Supplied material -
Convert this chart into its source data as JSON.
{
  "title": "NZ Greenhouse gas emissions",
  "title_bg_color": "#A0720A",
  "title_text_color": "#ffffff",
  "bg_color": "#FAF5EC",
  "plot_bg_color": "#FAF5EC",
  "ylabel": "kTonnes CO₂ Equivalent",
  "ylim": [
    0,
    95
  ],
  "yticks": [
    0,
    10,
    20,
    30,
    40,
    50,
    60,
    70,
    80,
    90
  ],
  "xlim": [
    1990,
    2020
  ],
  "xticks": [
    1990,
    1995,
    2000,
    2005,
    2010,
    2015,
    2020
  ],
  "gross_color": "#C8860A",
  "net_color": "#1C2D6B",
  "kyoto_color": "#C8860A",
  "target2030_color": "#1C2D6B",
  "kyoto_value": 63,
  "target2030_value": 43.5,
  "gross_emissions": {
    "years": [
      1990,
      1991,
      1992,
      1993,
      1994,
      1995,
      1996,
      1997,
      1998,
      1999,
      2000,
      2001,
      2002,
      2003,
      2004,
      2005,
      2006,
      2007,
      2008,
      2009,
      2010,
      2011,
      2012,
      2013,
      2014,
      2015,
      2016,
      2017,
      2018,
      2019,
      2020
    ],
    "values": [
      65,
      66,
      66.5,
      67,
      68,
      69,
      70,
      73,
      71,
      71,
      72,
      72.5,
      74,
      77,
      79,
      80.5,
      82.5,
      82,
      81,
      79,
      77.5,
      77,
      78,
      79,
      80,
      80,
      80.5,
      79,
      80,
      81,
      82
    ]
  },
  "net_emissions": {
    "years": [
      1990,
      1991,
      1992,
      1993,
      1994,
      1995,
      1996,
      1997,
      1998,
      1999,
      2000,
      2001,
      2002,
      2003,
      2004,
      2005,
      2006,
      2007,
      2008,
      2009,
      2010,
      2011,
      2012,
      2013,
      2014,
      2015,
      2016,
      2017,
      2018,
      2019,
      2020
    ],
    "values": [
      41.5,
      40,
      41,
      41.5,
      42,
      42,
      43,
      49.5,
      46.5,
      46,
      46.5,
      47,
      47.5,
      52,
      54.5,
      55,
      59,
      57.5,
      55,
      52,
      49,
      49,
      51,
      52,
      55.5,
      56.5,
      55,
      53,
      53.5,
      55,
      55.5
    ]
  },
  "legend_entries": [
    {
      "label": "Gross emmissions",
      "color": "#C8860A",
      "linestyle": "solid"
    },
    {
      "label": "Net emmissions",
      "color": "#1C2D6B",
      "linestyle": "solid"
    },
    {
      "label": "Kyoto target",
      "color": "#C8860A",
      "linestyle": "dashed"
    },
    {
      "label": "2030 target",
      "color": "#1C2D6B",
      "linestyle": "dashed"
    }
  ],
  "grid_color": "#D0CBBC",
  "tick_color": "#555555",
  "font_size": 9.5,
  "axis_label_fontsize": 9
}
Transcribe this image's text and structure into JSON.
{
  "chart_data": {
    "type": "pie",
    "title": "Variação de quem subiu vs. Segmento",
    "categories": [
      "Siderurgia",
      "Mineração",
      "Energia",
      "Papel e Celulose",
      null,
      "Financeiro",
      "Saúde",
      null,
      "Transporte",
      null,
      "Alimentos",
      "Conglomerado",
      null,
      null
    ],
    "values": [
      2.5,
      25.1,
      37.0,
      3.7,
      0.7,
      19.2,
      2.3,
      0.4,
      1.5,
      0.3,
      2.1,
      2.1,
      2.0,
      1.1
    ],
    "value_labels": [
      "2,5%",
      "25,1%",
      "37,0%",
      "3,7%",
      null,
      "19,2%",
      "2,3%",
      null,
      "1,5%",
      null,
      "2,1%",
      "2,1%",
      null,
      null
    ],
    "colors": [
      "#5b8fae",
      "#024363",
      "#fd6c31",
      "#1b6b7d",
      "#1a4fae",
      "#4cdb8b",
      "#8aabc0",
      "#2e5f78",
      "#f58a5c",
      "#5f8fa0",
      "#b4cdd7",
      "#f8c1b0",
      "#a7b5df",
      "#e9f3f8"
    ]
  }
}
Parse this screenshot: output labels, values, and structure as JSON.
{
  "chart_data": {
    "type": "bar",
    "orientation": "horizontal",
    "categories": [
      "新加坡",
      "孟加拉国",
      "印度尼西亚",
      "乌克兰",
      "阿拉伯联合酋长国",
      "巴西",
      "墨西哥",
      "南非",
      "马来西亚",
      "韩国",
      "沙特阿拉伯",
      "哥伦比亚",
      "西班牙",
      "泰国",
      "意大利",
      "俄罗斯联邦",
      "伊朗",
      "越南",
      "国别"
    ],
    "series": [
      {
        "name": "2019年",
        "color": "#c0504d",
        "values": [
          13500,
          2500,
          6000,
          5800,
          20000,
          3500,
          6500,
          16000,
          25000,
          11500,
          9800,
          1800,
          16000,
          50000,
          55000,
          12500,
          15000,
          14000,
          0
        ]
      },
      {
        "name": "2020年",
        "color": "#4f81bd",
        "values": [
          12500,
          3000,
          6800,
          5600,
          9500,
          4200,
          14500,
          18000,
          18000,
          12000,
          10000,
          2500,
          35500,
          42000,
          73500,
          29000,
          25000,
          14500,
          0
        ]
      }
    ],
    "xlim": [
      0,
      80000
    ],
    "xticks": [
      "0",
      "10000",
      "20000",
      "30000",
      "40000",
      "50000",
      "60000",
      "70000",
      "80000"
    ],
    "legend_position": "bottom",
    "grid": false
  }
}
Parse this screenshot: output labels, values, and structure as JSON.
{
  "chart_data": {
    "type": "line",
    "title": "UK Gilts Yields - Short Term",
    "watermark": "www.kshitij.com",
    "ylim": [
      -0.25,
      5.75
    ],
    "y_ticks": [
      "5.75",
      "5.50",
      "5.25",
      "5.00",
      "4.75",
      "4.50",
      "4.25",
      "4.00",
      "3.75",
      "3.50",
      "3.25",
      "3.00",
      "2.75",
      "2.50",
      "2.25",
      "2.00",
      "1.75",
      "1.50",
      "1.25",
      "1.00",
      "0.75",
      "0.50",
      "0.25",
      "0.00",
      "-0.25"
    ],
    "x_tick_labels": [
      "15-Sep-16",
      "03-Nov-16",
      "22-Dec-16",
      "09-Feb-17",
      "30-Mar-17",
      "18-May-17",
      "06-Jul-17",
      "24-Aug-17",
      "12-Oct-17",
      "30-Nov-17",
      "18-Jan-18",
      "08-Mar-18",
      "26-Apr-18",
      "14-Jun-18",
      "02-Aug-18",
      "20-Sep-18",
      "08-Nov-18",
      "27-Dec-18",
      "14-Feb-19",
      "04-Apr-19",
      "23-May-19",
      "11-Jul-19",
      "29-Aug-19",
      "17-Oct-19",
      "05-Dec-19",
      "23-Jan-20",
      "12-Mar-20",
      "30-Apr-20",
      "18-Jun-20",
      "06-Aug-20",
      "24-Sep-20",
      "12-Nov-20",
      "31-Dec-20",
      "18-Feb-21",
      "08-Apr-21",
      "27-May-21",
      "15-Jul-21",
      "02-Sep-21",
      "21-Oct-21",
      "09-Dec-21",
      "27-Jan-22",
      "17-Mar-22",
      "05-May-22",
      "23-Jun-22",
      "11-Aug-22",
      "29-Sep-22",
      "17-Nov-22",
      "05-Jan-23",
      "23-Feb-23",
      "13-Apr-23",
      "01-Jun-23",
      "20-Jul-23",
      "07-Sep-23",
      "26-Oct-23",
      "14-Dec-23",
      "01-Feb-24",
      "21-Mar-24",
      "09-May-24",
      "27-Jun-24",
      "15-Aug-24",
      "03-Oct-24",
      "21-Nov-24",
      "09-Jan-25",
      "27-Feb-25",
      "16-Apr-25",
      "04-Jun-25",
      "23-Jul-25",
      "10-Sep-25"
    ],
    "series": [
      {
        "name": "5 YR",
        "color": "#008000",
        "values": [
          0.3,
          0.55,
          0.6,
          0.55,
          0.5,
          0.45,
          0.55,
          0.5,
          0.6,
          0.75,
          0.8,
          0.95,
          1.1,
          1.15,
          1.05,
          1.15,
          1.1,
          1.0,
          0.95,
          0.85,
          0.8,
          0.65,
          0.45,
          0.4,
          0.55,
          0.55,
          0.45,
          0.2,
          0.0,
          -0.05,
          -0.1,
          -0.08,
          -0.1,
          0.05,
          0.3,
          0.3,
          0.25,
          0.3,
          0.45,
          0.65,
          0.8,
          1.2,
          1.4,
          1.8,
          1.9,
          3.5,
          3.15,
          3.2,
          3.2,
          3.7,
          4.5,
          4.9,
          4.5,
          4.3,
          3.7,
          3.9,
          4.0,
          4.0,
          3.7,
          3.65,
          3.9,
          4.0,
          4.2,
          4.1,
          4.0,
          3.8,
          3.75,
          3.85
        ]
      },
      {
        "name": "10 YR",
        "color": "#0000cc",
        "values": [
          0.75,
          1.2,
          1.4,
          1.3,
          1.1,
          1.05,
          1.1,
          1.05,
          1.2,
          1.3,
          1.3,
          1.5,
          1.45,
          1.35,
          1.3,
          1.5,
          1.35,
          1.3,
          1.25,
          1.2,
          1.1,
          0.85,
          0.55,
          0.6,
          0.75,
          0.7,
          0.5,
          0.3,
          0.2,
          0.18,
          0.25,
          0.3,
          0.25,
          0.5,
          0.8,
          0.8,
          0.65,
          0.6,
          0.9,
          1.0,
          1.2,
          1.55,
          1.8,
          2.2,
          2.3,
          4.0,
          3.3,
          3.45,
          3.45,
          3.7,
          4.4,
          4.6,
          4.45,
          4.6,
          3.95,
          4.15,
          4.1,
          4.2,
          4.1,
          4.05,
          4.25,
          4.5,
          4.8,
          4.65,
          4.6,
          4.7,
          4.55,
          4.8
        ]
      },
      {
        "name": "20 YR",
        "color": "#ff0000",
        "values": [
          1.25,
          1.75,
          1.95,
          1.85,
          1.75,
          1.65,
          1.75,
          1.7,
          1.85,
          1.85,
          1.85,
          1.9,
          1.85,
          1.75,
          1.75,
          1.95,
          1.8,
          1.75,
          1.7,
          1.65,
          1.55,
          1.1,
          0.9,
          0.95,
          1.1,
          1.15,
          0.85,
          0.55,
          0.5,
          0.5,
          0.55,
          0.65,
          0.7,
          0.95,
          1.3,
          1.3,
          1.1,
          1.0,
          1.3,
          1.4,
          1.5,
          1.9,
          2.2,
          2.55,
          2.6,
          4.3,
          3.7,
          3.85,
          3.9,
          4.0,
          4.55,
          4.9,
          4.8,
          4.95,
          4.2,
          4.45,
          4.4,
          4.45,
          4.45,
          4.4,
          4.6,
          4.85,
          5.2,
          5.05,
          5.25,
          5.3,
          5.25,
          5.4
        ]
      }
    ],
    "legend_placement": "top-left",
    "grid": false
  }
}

Written problem - Reply with one number only: the count of lines in the entries that contain "JSON".

Output below - 4